● **What you will do**: Read the lines below. Copy out any that hold the string "Festival".

══════════════════════════════

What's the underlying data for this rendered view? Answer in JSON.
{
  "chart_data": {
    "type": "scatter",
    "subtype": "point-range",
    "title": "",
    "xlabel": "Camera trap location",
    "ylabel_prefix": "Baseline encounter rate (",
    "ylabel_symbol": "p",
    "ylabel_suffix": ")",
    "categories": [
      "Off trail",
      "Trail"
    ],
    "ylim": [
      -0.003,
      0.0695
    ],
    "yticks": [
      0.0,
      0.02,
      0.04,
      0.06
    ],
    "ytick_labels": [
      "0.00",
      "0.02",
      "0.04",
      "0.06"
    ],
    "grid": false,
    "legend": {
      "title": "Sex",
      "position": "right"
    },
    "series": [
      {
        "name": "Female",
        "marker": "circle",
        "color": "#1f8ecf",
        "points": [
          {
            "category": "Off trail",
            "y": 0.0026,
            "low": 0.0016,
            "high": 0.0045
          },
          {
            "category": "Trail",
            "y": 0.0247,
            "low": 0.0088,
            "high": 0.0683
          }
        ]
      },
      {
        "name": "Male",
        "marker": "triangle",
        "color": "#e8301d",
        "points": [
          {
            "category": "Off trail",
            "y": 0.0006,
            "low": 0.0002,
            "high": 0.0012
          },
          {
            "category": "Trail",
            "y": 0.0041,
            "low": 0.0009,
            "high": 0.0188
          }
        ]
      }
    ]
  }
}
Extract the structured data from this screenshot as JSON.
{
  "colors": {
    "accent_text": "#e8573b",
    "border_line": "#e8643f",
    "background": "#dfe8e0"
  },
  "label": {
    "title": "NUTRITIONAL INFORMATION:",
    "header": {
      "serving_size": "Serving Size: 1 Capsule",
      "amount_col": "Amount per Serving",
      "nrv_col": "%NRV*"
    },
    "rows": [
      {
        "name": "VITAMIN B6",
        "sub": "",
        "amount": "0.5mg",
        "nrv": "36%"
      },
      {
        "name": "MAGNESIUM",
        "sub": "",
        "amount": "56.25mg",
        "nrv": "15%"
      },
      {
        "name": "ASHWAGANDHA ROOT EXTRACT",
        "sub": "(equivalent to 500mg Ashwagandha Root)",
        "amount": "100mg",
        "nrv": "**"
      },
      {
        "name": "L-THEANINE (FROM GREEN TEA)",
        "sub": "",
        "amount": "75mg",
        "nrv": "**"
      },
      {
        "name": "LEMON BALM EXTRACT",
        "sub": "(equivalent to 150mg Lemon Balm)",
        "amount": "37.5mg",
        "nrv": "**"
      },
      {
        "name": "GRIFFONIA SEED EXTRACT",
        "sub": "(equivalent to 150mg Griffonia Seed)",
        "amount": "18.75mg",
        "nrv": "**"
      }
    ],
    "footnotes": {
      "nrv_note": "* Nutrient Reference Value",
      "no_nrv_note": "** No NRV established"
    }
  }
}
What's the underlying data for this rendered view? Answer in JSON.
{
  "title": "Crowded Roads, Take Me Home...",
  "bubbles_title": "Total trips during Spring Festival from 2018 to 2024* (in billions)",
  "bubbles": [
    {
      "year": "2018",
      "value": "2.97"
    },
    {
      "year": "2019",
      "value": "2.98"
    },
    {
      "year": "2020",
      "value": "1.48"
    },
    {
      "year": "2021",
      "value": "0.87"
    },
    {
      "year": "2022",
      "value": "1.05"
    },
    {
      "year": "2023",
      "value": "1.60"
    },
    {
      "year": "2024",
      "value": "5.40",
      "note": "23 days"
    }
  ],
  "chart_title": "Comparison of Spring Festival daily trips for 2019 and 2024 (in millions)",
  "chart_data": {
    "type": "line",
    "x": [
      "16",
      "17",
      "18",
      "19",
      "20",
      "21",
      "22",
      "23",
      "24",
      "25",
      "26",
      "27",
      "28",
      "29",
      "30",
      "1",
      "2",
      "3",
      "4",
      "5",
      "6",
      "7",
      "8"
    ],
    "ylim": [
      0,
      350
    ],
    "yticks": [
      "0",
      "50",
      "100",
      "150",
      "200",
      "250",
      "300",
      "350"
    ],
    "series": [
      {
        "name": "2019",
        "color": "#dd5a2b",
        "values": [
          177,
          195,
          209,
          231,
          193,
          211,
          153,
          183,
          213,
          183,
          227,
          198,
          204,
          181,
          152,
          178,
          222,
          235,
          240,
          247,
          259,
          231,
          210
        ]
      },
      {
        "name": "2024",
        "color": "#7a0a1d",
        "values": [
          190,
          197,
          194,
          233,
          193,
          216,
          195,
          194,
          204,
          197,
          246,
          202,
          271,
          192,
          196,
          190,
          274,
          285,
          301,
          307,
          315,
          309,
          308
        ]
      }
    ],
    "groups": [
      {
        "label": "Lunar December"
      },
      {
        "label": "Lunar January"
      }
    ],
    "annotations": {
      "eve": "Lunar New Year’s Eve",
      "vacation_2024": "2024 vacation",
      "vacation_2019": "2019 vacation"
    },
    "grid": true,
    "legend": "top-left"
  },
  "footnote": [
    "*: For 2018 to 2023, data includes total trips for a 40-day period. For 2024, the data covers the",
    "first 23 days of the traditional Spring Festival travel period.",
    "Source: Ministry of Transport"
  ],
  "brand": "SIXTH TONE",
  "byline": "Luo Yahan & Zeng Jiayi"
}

══════════════════════════════

● **Complete response**:
  "bubbles_title": "Total trips during Spring Festival from 2018 to 2024* (in billions)",
  "chart_title": "Comparison of Spring Festival daily trips for 2019 and 2024 (in millions)",
    "first 23 days of the traditional Spring Festival travel period.",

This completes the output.